Exercise prompt: In the passage about the Sandiganbayan case, on what date did the Sandiganbayan deny the petitioner's motion for reconsideration?

** START OF Passage **

On January 19, 2004, the Sandiganbayan issued a Resolution28 granting the motion and dismissing the case without prejudice. It ratiocinated that based on the re-investigation conducted, two essential elements of the crime being charged to establish probable cause, i.e., evident bad faith on the part of the accused and undue injury on the part of complainant, are absent. The prosecution committed no grave abuse of discretion in seeking the withdrawal of the Information since it is the Prosecutor who has the active direction and control of the institution of a criminal action. The anti-graft court applied the principles laid down in Crespo v. Mogul, that once a complaint or information is filed in court, any disposition of the case as its dismissal or the conviction or acquittal of the accused rests in the sound discretion of the court.

Petitioner received a copy of the resolution on February 4, 2000 and moved to have it reconsidered on February 17, 2004. The Sandiganbayan denied the motion on June 9, 2004.29 Petitioner received a copy of the June 9, 2004 Resolution on August 16, 2004, and thereafter filed the instant petition for certiorari with this Court against the Ombudsman, the Special Prosecutor, the Sandiganbayan, respondents Morales and Jimenez.

** END OF Passage **
** START OF Recorded information **

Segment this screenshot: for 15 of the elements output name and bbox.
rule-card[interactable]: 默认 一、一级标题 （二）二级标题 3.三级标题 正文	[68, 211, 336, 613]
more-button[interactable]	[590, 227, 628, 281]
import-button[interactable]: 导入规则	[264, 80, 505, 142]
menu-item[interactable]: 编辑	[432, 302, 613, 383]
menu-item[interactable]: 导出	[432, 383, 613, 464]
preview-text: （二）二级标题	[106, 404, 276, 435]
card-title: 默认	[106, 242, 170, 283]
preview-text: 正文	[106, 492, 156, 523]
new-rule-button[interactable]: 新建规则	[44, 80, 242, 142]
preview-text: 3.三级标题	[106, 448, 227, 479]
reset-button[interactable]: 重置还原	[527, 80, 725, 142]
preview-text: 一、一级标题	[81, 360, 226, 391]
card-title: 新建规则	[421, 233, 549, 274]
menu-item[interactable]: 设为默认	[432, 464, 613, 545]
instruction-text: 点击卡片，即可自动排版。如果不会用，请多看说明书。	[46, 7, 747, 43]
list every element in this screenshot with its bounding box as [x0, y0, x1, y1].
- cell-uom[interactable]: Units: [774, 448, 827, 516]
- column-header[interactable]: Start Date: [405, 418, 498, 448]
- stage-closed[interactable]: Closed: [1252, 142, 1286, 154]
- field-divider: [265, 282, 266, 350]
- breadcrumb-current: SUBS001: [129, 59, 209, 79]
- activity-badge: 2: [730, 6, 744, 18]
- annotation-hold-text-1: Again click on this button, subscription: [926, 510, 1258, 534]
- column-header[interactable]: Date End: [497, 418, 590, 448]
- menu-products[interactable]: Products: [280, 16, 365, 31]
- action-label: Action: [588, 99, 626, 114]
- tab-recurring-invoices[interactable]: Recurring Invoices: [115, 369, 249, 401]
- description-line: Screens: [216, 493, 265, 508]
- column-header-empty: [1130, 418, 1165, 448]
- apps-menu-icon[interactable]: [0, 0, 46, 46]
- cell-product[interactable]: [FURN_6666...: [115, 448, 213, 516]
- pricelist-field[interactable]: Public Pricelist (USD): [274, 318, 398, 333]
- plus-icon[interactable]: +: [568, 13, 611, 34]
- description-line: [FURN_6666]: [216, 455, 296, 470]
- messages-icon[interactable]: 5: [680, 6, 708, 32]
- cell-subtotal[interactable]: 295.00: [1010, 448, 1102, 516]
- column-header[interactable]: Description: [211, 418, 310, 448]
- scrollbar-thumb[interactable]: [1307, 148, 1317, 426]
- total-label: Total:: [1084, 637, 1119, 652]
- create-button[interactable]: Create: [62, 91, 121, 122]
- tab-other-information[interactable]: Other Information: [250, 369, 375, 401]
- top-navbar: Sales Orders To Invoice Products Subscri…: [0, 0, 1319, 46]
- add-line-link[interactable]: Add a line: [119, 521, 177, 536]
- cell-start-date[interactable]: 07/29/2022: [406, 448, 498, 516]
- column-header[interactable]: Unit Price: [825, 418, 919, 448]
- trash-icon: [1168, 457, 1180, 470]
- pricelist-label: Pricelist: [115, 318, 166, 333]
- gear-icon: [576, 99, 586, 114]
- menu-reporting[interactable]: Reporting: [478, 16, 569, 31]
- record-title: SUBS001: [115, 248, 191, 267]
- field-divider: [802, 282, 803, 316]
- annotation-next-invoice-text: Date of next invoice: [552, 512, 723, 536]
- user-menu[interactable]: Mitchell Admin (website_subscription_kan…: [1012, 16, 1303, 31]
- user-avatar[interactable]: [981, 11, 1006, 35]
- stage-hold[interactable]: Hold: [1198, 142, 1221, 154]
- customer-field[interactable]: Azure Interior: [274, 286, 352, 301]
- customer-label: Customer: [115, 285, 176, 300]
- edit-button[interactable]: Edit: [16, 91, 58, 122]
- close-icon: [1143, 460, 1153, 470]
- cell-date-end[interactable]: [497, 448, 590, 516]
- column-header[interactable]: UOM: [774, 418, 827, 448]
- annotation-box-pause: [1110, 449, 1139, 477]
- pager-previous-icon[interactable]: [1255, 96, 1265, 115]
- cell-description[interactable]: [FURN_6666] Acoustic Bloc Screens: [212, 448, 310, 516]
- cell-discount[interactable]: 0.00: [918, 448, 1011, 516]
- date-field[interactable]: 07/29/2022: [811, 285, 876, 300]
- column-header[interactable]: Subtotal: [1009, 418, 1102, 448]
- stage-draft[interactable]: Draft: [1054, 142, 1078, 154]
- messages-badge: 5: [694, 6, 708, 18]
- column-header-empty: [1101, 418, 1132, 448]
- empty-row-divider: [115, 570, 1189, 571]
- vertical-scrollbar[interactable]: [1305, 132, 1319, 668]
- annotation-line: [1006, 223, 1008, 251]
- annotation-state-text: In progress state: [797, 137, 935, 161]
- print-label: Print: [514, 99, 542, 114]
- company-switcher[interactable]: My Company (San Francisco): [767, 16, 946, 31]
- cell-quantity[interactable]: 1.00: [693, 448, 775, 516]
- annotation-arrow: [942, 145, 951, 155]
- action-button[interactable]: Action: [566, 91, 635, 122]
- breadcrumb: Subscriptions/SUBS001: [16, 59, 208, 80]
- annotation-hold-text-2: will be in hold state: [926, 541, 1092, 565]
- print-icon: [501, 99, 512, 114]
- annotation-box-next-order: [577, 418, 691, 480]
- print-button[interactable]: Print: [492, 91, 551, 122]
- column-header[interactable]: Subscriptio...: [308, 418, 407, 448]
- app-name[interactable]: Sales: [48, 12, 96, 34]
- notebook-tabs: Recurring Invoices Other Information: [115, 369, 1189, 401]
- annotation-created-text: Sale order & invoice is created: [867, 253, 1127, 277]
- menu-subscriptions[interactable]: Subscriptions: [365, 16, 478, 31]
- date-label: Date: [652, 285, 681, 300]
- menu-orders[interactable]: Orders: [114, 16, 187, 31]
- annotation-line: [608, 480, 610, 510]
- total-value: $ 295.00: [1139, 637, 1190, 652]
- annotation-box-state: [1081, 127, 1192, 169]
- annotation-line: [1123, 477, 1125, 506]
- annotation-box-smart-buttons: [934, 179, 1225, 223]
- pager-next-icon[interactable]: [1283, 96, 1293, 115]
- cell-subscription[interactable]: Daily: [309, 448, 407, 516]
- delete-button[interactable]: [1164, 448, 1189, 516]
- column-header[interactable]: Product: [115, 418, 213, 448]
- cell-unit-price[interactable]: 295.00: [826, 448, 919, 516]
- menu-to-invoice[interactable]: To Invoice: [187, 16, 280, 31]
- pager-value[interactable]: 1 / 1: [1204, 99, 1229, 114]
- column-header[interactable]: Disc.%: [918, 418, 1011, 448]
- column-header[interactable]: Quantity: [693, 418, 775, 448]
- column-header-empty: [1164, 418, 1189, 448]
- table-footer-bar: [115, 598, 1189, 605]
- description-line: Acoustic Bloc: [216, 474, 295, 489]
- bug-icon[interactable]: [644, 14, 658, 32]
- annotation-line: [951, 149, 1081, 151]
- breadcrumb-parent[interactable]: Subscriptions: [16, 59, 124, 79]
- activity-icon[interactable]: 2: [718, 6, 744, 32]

** END OF Recorded information **

Exercise response: June 9, 2004.